Given exercise - Copy the rows below word for word, from the first one through the row containing "- center-label: Center: [115, 151, 197, 181]", with both ends included.

--

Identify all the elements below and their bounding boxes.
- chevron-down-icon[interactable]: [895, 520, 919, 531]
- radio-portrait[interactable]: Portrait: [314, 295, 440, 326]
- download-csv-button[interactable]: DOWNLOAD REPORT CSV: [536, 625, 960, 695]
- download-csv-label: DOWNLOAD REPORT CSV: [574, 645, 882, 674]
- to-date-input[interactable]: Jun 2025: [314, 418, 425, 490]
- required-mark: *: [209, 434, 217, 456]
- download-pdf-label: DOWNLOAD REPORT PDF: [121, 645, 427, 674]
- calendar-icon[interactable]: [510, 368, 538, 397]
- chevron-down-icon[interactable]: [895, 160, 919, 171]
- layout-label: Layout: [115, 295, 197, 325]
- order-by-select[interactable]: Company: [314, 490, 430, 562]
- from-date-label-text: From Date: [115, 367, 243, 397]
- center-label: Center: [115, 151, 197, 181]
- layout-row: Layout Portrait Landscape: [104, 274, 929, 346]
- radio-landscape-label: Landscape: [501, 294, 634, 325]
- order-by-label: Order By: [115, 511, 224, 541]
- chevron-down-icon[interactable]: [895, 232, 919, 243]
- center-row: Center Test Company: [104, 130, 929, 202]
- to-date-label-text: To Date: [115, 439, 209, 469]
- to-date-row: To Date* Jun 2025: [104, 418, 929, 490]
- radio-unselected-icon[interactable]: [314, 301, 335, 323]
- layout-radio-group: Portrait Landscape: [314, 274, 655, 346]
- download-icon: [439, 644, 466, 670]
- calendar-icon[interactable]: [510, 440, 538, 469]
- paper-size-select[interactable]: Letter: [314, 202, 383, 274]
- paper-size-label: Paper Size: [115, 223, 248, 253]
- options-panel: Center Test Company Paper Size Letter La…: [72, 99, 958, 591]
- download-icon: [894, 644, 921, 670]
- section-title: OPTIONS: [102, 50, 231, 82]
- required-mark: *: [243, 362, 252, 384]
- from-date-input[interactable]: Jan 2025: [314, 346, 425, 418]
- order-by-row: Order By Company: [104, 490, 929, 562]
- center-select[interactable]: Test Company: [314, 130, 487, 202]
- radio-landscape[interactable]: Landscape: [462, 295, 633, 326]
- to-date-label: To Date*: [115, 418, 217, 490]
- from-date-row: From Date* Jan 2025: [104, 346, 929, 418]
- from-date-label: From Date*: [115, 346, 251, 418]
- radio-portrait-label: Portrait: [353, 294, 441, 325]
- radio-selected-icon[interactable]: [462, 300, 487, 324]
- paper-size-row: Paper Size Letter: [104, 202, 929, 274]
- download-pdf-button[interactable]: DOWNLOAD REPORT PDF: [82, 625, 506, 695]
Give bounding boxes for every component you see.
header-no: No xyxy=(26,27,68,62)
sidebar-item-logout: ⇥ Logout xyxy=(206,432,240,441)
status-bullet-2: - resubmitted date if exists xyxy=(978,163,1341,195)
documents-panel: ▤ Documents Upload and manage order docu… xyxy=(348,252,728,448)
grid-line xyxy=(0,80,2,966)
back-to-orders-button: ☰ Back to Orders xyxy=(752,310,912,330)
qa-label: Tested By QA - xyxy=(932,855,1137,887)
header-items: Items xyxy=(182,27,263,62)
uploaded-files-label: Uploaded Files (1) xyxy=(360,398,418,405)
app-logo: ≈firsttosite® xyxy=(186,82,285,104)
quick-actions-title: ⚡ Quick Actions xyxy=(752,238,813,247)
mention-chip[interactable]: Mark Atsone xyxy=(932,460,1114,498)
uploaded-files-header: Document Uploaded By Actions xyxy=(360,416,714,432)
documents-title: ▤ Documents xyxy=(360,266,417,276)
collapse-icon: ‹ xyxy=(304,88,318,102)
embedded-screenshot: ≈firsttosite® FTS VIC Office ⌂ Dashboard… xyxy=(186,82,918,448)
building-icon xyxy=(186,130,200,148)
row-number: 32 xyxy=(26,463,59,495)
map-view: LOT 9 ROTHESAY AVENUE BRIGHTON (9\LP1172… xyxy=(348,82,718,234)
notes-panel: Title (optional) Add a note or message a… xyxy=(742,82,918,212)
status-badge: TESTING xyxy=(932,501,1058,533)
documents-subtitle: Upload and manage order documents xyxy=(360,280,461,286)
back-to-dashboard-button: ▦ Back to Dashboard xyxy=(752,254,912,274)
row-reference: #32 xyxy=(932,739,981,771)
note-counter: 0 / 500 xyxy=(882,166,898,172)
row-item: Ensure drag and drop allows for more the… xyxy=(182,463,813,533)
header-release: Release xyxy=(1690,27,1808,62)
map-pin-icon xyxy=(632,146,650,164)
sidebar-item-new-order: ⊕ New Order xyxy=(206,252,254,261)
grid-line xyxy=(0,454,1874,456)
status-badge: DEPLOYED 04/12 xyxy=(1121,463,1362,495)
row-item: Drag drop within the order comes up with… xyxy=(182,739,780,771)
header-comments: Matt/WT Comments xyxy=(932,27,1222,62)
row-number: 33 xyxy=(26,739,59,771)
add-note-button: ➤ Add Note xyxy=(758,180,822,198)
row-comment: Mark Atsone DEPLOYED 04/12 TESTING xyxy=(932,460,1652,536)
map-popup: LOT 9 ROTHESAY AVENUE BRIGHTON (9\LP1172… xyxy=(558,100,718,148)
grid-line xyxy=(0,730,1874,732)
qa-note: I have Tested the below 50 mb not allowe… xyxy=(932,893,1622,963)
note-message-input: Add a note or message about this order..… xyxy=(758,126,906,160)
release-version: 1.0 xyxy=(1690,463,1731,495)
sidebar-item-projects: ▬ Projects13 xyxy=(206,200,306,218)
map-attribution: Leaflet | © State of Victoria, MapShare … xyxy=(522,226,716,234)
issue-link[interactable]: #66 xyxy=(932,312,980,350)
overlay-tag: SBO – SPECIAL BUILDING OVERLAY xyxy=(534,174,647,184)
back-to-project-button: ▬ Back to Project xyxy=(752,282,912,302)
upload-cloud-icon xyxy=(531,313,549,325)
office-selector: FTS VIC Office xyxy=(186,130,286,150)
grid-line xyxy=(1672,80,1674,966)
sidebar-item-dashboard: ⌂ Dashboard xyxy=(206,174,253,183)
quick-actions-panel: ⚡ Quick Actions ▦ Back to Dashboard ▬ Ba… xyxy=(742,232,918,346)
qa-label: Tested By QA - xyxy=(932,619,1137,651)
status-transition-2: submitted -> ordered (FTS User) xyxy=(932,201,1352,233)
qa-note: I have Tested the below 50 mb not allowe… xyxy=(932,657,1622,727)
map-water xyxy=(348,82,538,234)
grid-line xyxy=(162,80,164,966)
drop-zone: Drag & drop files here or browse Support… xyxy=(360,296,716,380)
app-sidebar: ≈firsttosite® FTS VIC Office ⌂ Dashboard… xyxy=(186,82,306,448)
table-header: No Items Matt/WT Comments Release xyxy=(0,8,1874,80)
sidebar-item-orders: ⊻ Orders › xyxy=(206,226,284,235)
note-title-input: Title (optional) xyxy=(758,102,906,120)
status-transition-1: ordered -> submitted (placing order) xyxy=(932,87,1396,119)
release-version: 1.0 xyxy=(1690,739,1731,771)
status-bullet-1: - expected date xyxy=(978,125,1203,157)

--

Answer for this exercise -
Identify all the elements below and their bounding boxes.
- chevron-down-icon[interactable]: [895, 520, 919, 531]
- radio-portrait[interactable]: Portrait: [314, 295, 440, 326]
- download-csv-button[interactable]: DOWNLOAD REPORT CSV: [536, 625, 960, 695]
- download-csv-label: DOWNLOAD REPORT CSV: [574, 645, 882, 674]
- to-date-input[interactable]: Jun 2025: [314, 418, 425, 490]
- required-mark: *: [209, 434, 217, 456]
- download-pdf-label: DOWNLOAD REPORT PDF: [121, 645, 427, 674]
- calendar-icon[interactable]: [510, 368, 538, 397]
- chevron-down-icon[interactable]: [895, 160, 919, 171]
- layout-label: Layout: [115, 295, 197, 325]
- order-by-select[interactable]: Company: [314, 490, 430, 562]
- from-date-label-text: From Date: [115, 367, 243, 397]
- center-label: Center: [115, 151, 197, 181]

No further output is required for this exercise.